■ **Given instruction**: Say how many lines include the word "value", using only a number.

::: Given data :::

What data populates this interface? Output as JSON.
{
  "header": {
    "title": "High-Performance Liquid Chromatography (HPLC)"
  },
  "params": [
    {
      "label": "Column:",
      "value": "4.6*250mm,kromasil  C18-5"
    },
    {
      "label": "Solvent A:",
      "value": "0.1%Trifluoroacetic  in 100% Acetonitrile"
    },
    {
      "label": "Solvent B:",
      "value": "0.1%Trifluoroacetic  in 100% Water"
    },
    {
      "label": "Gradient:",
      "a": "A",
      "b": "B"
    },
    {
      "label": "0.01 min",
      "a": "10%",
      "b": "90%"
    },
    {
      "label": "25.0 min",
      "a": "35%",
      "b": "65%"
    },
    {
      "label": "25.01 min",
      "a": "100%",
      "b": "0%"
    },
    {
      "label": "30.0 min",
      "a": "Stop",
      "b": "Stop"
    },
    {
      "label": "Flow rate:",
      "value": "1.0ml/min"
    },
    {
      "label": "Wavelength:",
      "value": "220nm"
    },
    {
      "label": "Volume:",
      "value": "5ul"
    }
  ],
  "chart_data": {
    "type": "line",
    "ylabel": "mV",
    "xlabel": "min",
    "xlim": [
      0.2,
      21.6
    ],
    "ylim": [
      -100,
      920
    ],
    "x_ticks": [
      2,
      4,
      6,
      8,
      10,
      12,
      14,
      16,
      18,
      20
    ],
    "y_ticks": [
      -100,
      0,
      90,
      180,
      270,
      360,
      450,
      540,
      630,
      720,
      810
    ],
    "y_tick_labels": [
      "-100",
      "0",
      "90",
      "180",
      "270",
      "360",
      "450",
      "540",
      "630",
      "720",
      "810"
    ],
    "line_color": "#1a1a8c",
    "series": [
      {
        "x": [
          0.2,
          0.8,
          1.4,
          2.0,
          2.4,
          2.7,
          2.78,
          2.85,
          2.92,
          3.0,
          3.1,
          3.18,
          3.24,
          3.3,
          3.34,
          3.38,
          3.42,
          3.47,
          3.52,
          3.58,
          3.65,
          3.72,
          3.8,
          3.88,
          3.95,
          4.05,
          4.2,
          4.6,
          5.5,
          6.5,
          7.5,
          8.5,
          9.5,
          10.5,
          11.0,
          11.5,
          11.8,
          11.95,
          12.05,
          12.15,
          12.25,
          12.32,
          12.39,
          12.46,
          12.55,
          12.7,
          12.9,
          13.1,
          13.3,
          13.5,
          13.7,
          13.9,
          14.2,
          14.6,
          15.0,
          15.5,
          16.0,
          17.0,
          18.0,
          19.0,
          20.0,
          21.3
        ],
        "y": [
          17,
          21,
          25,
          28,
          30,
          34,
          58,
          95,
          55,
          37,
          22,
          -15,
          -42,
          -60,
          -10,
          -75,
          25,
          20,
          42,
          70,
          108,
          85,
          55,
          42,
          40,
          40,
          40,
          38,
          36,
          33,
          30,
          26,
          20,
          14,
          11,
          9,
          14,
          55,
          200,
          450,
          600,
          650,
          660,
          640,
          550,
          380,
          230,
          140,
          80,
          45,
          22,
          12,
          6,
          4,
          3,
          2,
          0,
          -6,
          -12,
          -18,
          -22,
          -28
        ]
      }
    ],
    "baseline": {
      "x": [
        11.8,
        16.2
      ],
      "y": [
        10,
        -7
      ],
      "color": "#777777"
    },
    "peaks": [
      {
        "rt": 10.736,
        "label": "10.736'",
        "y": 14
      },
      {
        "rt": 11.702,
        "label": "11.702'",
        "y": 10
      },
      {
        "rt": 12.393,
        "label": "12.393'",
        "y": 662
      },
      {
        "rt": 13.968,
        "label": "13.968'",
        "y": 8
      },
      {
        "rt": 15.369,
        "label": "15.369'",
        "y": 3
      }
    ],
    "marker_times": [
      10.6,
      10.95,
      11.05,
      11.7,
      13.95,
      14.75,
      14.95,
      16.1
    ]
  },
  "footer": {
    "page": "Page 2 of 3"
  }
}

:::

■ **Task response**: 6